> _EXERCISE DETAILS_
Check each line of the records below and collect those holding "Kellogg".

--------------------

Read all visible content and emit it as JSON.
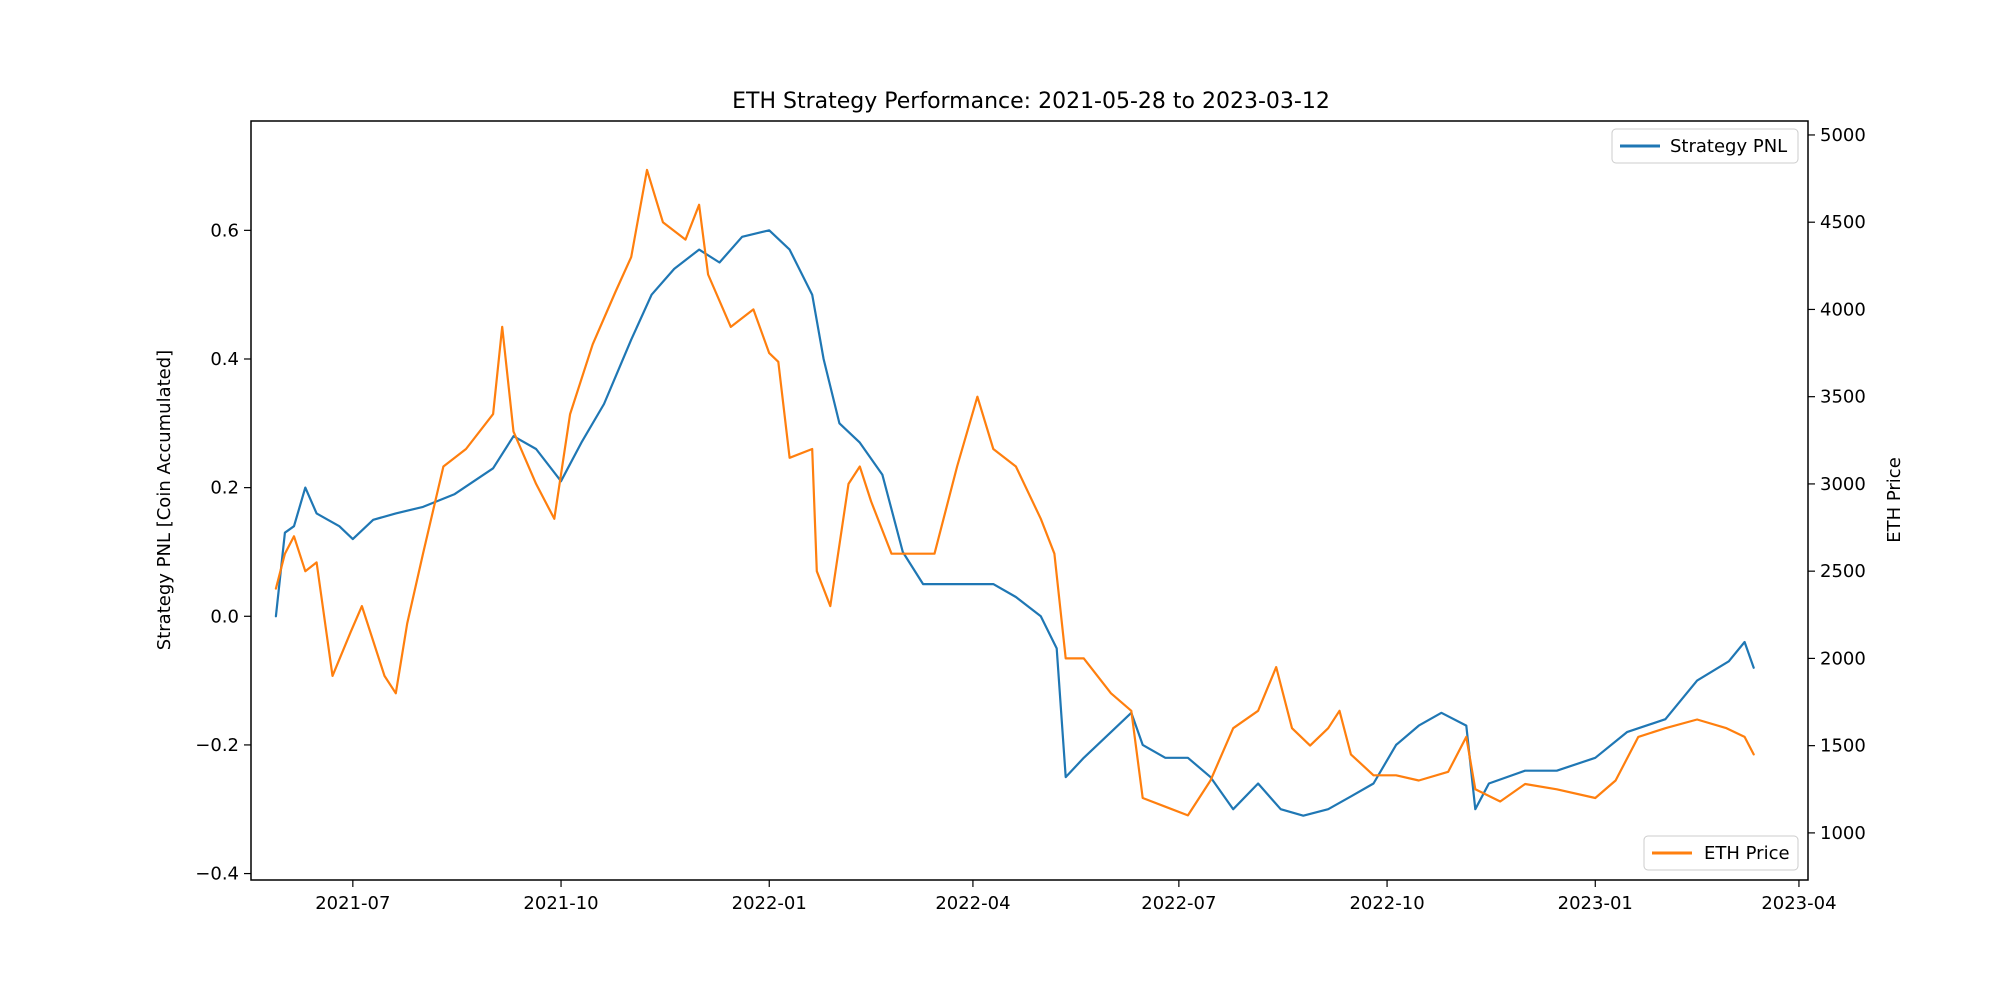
{
  "chart_data": {
    "type": "line",
    "title": "ETH Strategy Performance: 2021-05-28 to 2023-03-12",
    "left_axis": {
      "label": "Strategy PNL [Coin Accumulated]",
      "ylim": [
        -0.41,
        0.77
      ],
      "ticks": [
        -0.4,
        -0.2,
        0.0,
        0.2,
        0.4,
        0.6
      ],
      "tick_labels": [
        "−0.4",
        "−0.2",
        "0.0",
        "0.2",
        "0.4",
        "0.6"
      ]
    },
    "right_axis": {
      "label": "ETH Price",
      "ylim": [
        730,
        5080
      ],
      "ticks": [
        1000,
        1500,
        2000,
        2500,
        3000,
        3500,
        4000,
        4500,
        5000
      ],
      "tick_labels": [
        "1000",
        "1500",
        "2000",
        "2500",
        "3000",
        "3500",
        "4000",
        "4500",
        "5000"
      ]
    },
    "x_axis": {
      "xlim": [
        "2021-05-17",
        "2023-04-05"
      ],
      "ticks": [
        "2021-07-01",
        "2021-10-01",
        "2022-01-01",
        "2022-04-01",
        "2022-07-01",
        "2022-10-01",
        "2023-01-01",
        "2023-04-01"
      ],
      "tick_labels": [
        "2021-07",
        "2021-10",
        "2022-01",
        "2022-04",
        "2022-07",
        "2022-10",
        "2023-01",
        "2023-04"
      ]
    },
    "grid": false,
    "series": [
      {
        "name": "Strategy PNL",
        "axis": "left",
        "color": "#1f77b4",
        "legend_position": "upper right",
        "points": [
          [
            "2021-05-28",
            0.0
          ],
          [
            "2021-06-01",
            0.13
          ],
          [
            "2021-06-05",
            0.14
          ],
          [
            "2021-06-10",
            0.2
          ],
          [
            "2021-06-15",
            0.16
          ],
          [
            "2021-06-20",
            0.15
          ],
          [
            "2021-06-25",
            0.14
          ],
          [
            "2021-07-01",
            0.12
          ],
          [
            "2021-07-10",
            0.15
          ],
          [
            "2021-07-20",
            0.16
          ],
          [
            "2021-08-01",
            0.17
          ],
          [
            "2021-08-15",
            0.19
          ],
          [
            "2021-09-01",
            0.23
          ],
          [
            "2021-09-10",
            0.28
          ],
          [
            "2021-09-20",
            0.26
          ],
          [
            "2021-10-01",
            0.21
          ],
          [
            "2021-10-10",
            0.27
          ],
          [
            "2021-10-20",
            0.33
          ],
          [
            "2021-11-01",
            0.43
          ],
          [
            "2021-11-10",
            0.5
          ],
          [
            "2021-11-20",
            0.54
          ],
          [
            "2021-12-01",
            0.57
          ],
          [
            "2021-12-10",
            0.55
          ],
          [
            "2021-12-20",
            0.59
          ],
          [
            "2022-01-01",
            0.6
          ],
          [
            "2022-01-10",
            0.57
          ],
          [
            "2022-01-20",
            0.5
          ],
          [
            "2022-01-25",
            0.4
          ],
          [
            "2022-02-01",
            0.3
          ],
          [
            "2022-02-10",
            0.27
          ],
          [
            "2022-02-20",
            0.22
          ],
          [
            "2022-03-01",
            0.1
          ],
          [
            "2022-03-10",
            0.05
          ],
          [
            "2022-03-20",
            0.05
          ],
          [
            "2022-04-01",
            0.05
          ],
          [
            "2022-04-10",
            0.05
          ],
          [
            "2022-04-20",
            0.03
          ],
          [
            "2022-05-01",
            0.0
          ],
          [
            "2022-05-08",
            -0.05
          ],
          [
            "2022-05-12",
            -0.25
          ],
          [
            "2022-05-20",
            -0.22
          ],
          [
            "2022-06-01",
            -0.18
          ],
          [
            "2022-06-10",
            -0.15
          ],
          [
            "2022-06-15",
            -0.2
          ],
          [
            "2022-06-25",
            -0.22
          ],
          [
            "2022-07-05",
            -0.22
          ],
          [
            "2022-07-15",
            -0.25
          ],
          [
            "2022-07-25",
            -0.3
          ],
          [
            "2022-08-05",
            -0.26
          ],
          [
            "2022-08-15",
            -0.3
          ],
          [
            "2022-08-25",
            -0.31
          ],
          [
            "2022-09-05",
            -0.3
          ],
          [
            "2022-09-15",
            -0.28
          ],
          [
            "2022-09-25",
            -0.26
          ],
          [
            "2022-10-05",
            -0.2
          ],
          [
            "2022-10-15",
            -0.17
          ],
          [
            "2022-10-25",
            -0.15
          ],
          [
            "2022-11-05",
            -0.17
          ],
          [
            "2022-11-09",
            -0.3
          ],
          [
            "2022-11-15",
            -0.26
          ],
          [
            "2022-12-01",
            -0.24
          ],
          [
            "2022-12-15",
            -0.24
          ],
          [
            "2023-01-01",
            -0.22
          ],
          [
            "2023-01-15",
            -0.18
          ],
          [
            "2023-02-01",
            -0.16
          ],
          [
            "2023-02-15",
            -0.1
          ],
          [
            "2023-03-01",
            -0.07
          ],
          [
            "2023-03-08",
            -0.04
          ],
          [
            "2023-03-12",
            -0.08
          ]
        ]
      },
      {
        "name": "ETH Price",
        "axis": "right",
        "color": "#ff7f0e",
        "legend_position": "lower right",
        "points": [
          [
            "2021-05-28",
            2400
          ],
          [
            "2021-06-01",
            2600
          ],
          [
            "2021-06-05",
            2700
          ],
          [
            "2021-06-10",
            2500
          ],
          [
            "2021-06-15",
            2550
          ],
          [
            "2021-06-22",
            1900
          ],
          [
            "2021-06-30",
            2150
          ],
          [
            "2021-07-05",
            2300
          ],
          [
            "2021-07-10",
            2100
          ],
          [
            "2021-07-15",
            1900
          ],
          [
            "2021-07-20",
            1800
          ],
          [
            "2021-07-25",
            2200
          ],
          [
            "2021-08-01",
            2600
          ],
          [
            "2021-08-10",
            3100
          ],
          [
            "2021-08-20",
            3200
          ],
          [
            "2021-09-01",
            3400
          ],
          [
            "2021-09-05",
            3900
          ],
          [
            "2021-09-10",
            3300
          ],
          [
            "2021-09-20",
            3000
          ],
          [
            "2021-09-28",
            2800
          ],
          [
            "2021-10-05",
            3400
          ],
          [
            "2021-10-15",
            3800
          ],
          [
            "2021-10-25",
            4100
          ],
          [
            "2021-11-01",
            4300
          ],
          [
            "2021-11-08",
            4800
          ],
          [
            "2021-11-15",
            4500
          ],
          [
            "2021-11-25",
            4400
          ],
          [
            "2021-12-01",
            4600
          ],
          [
            "2021-12-05",
            4200
          ],
          [
            "2021-12-15",
            3900
          ],
          [
            "2021-12-25",
            4000
          ],
          [
            "2022-01-01",
            3750
          ],
          [
            "2022-01-05",
            3700
          ],
          [
            "2022-01-10",
            3150
          ],
          [
            "2022-01-20",
            3200
          ],
          [
            "2022-01-22",
            2500
          ],
          [
            "2022-01-28",
            2300
          ],
          [
            "2022-02-05",
            3000
          ],
          [
            "2022-02-10",
            3100
          ],
          [
            "2022-02-15",
            2900
          ],
          [
            "2022-02-24",
            2600
          ],
          [
            "2022-03-05",
            2600
          ],
          [
            "2022-03-15",
            2600
          ],
          [
            "2022-03-25",
            3100
          ],
          [
            "2022-04-03",
            3500
          ],
          [
            "2022-04-10",
            3200
          ],
          [
            "2022-04-20",
            3100
          ],
          [
            "2022-05-01",
            2800
          ],
          [
            "2022-05-07",
            2600
          ],
          [
            "2022-05-12",
            2000
          ],
          [
            "2022-05-20",
            2000
          ],
          [
            "2022-06-01",
            1800
          ],
          [
            "2022-06-10",
            1700
          ],
          [
            "2022-06-15",
            1200
          ],
          [
            "2022-06-25",
            1150
          ],
          [
            "2022-07-05",
            1100
          ],
          [
            "2022-07-15",
            1300
          ],
          [
            "2022-07-25",
            1600
          ],
          [
            "2022-08-05",
            1700
          ],
          [
            "2022-08-13",
            1950
          ],
          [
            "2022-08-20",
            1600
          ],
          [
            "2022-08-28",
            1500
          ],
          [
            "2022-09-05",
            1600
          ],
          [
            "2022-09-10",
            1700
          ],
          [
            "2022-09-15",
            1450
          ],
          [
            "2022-09-25",
            1330
          ],
          [
            "2022-10-05",
            1330
          ],
          [
            "2022-10-15",
            1300
          ],
          [
            "2022-10-28",
            1350
          ],
          [
            "2022-11-05",
            1550
          ],
          [
            "2022-11-09",
            1250
          ],
          [
            "2022-11-20",
            1180
          ],
          [
            "2022-12-01",
            1280
          ],
          [
            "2022-12-15",
            1250
          ],
          [
            "2023-01-01",
            1200
          ],
          [
            "2023-01-10",
            1300
          ],
          [
            "2023-01-20",
            1550
          ],
          [
            "2023-02-01",
            1600
          ],
          [
            "2023-02-15",
            1650
          ],
          [
            "2023-02-28",
            1600
          ],
          [
            "2023-03-08",
            1550
          ],
          [
            "2023-03-12",
            1450
          ]
        ]
      }
    ]
  }
}
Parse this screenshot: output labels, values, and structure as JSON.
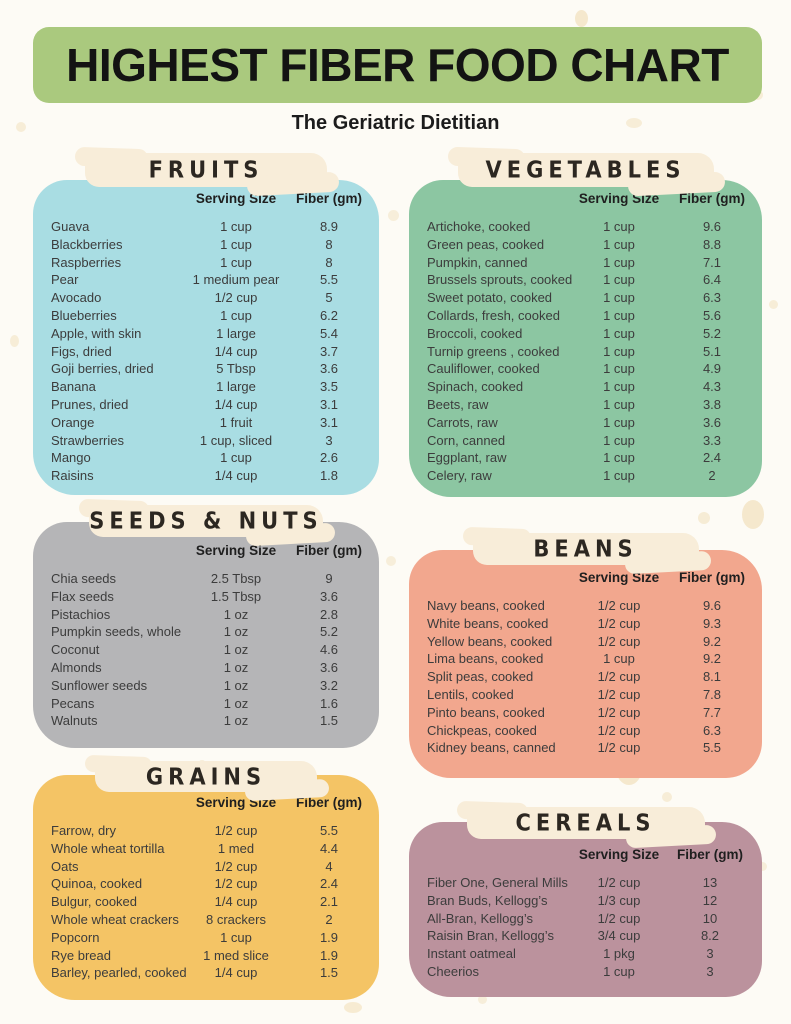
{
  "header": {
    "title": "HIGHEST FIBER FOOD CHART",
    "subtitle": "The Geriatric Dietitian"
  },
  "columns": {
    "serving": "Serving Size",
    "fiber": "Fiber (gm)"
  },
  "palette": {
    "page-bg": "#fdfbf5",
    "title-band": "#aac97e",
    "banner": "#f8edd9",
    "speckle": "#f3e4c3",
    "text": "#3c3c3c"
  },
  "sections": [
    {
      "id": "fruits",
      "title": "FRUITS",
      "color": "#a9dde3",
      "rows": [
        [
          "Guava",
          "1 cup",
          "8.9"
        ],
        [
          "Blackberries",
          "1 cup",
          "8"
        ],
        [
          "Raspberries",
          "1 cup",
          "8"
        ],
        [
          "Pear",
          "1 medium pear",
          "5.5"
        ],
        [
          "Avocado",
          "1/2 cup",
          "5"
        ],
        [
          "Blueberries",
          "1 cup",
          "6.2"
        ],
        [
          "Apple, with skin",
          "1 large",
          "5.4"
        ],
        [
          "Figs, dried",
          "1/4 cup",
          "3.7"
        ],
        [
          "Goji berries, dried",
          "5 Tbsp",
          "3.6"
        ],
        [
          "Banana",
          "1 large",
          "3.5"
        ],
        [
          "Prunes, dried",
          "1/4 cup",
          "3.1"
        ],
        [
          "Orange",
          "1 fruit",
          "3.1"
        ],
        [
          "Strawberries",
          "1 cup, sliced",
          "3"
        ],
        [
          "Mango",
          "1 cup",
          "2.6"
        ],
        [
          "Raisins",
          "1/4 cup",
          "1.8"
        ]
      ]
    },
    {
      "id": "vegetables",
      "title": "VEGETABLES",
      "color": "#8cc6a2",
      "rows": [
        [
          "Artichoke, cooked",
          "1 cup",
          "9.6"
        ],
        [
          "Green peas, cooked",
          "1 cup",
          "8.8"
        ],
        [
          "Pumpkin, canned",
          "1 cup",
          "7.1"
        ],
        [
          "Brussels sprouts, cooked",
          "1 cup",
          "6.4"
        ],
        [
          "Sweet potato, cooked",
          "1 cup",
          "6.3"
        ],
        [
          "Collards, fresh, cooked",
          "1 cup",
          "5.6"
        ],
        [
          "Broccoli, cooked",
          "1 cup",
          "5.2"
        ],
        [
          "Turnip greens , cooked",
          "1 cup",
          "5.1"
        ],
        [
          "Cauliflower, cooked",
          "1 cup",
          "4.9"
        ],
        [
          "Spinach, cooked",
          "1 cup",
          "4.3"
        ],
        [
          "Beets, raw",
          "1 cup",
          "3.8"
        ],
        [
          "Carrots, raw",
          "1 cup",
          "3.6"
        ],
        [
          "Corn, canned",
          "1 cup",
          "3.3"
        ],
        [
          "Eggplant, raw",
          "1 cup",
          "2.4"
        ],
        [
          "Celery, raw",
          "1 cup",
          "2"
        ]
      ]
    },
    {
      "id": "seeds-nuts",
      "title": "SEEDS & NUTS",
      "color": "#b5b5b7",
      "rows": [
        [
          "Chia seeds",
          "2.5 Tbsp",
          "9"
        ],
        [
          "Flax seeds",
          "1.5 Tbsp",
          "3.6"
        ],
        [
          "Pistachios",
          "1 oz",
          "2.8"
        ],
        [
          "Pumpkin seeds, whole",
          "1 oz",
          "5.2"
        ],
        [
          "Coconut",
          "1 oz",
          "4.6"
        ],
        [
          "Almonds",
          "1 oz",
          "3.6"
        ],
        [
          "Sunflower seeds",
          "1 oz",
          "3.2"
        ],
        [
          "Pecans",
          "1 oz",
          "1.6"
        ],
        [
          "Walnuts",
          "1 oz",
          "1.5"
        ]
      ]
    },
    {
      "id": "beans",
      "title": "BEANS",
      "color": "#f2a78e",
      "rows": [
        [
          "Navy beans, cooked",
          "1/2 cup",
          "9.6"
        ],
        [
          "White beans, cooked",
          "1/2 cup",
          "9.3"
        ],
        [
          "Yellow beans, cooked",
          "1/2 cup",
          "9.2"
        ],
        [
          "Lima beans, cooked",
          "1 cup",
          "9.2"
        ],
        [
          "Split peas, cooked",
          "1/2 cup",
          "8.1"
        ],
        [
          "Lentils, cooked",
          "1/2 cup",
          "7.8"
        ],
        [
          "Pinto beans, cooked",
          "1/2 cup",
          "7.7"
        ],
        [
          "Chickpeas, cooked",
          "1/2 cup",
          "6.3"
        ],
        [
          "Kidney beans, canned",
          "1/2 cup",
          "5.5"
        ]
      ]
    },
    {
      "id": "grains",
      "title": "GRAINS",
      "color": "#f4c465",
      "rows": [
        [
          "Farrow, dry",
          "1/2 cup",
          "5.5"
        ],
        [
          "Whole wheat tortilla",
          "1 med",
          "4.4"
        ],
        [
          "Oats",
          "1/2 cup",
          "4"
        ],
        [
          "Quinoa, cooked",
          "1/2 cup",
          "2.4"
        ],
        [
          "Bulgur, cooked",
          "1/4 cup",
          "2.1"
        ],
        [
          "Whole wheat crackers",
          "8 crackers",
          "2"
        ],
        [
          "Popcorn",
          "1 cup",
          "1.9"
        ],
        [
          "Rye bread",
          "1 med slice",
          "1.9"
        ],
        [
          "Barley, pearled, cooked",
          "1/4 cup",
          "1.5"
        ]
      ]
    },
    {
      "id": "cereals",
      "title": "CEREALS",
      "color": "#bb929d",
      "rows": [
        [
          "Fiber One, General Mills",
          "1/2 cup",
          "13"
        ],
        [
          "Bran Buds, Kellogg’s",
          "1/3 cup",
          "12"
        ],
        [
          "All-Bran, Kellogg’s",
          "1/2 cup",
          "10"
        ],
        [
          "Raisin Bran, Kellogg’s",
          "3/4 cup",
          "8.2"
        ],
        [
          "Instant oatmeal",
          "1 pkg",
          "3"
        ],
        [
          "Cheerios",
          "1 cup",
          "3"
        ]
      ]
    }
  ]
}
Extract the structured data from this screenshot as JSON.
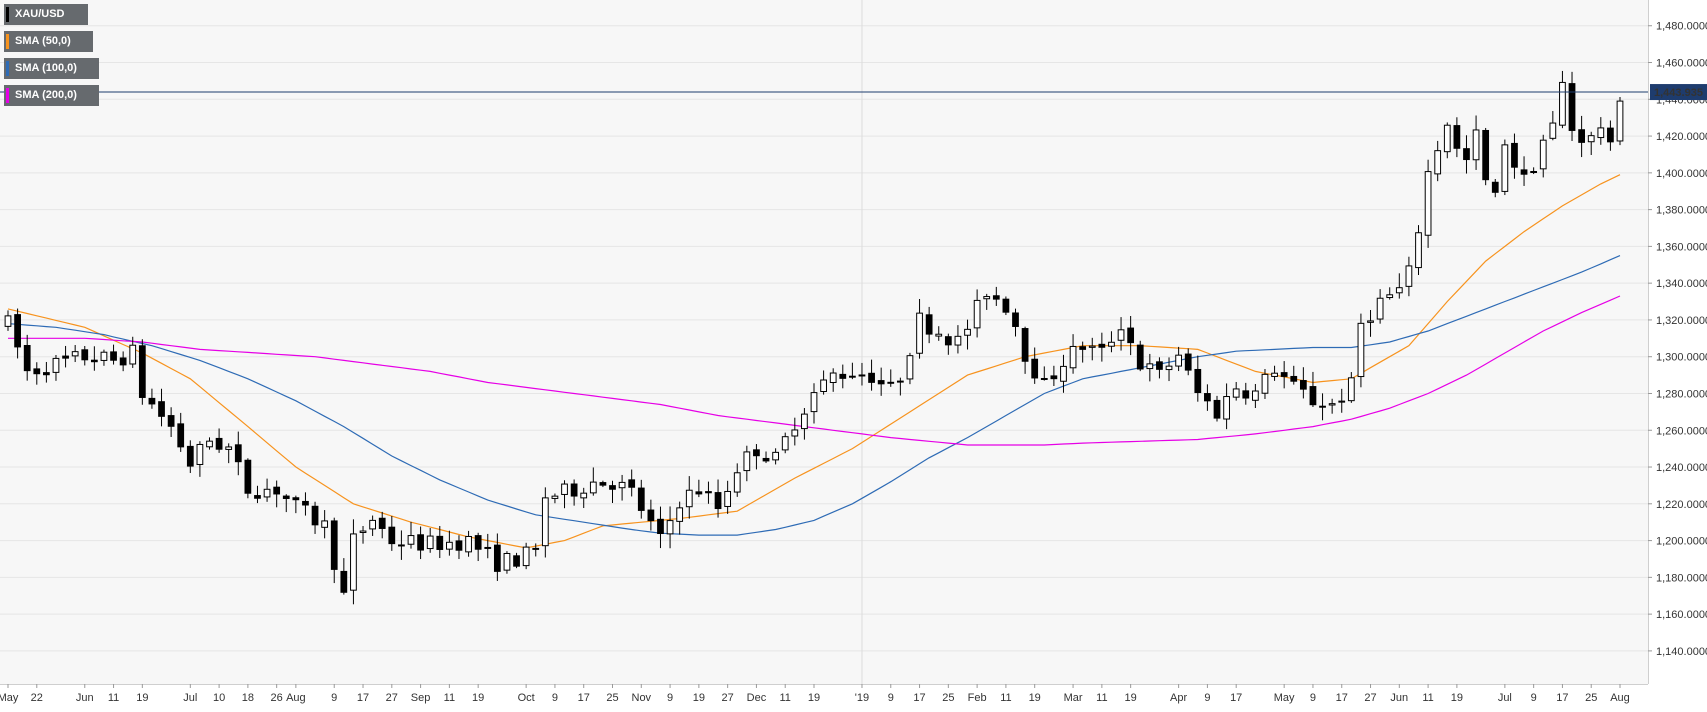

--------------------

> _COMPLETE ANSWER_
          "Bran Buds, Kellogg’s",
          "All-Bran, Kellogg’s",
          "Raisin Bran, Kellogg’s",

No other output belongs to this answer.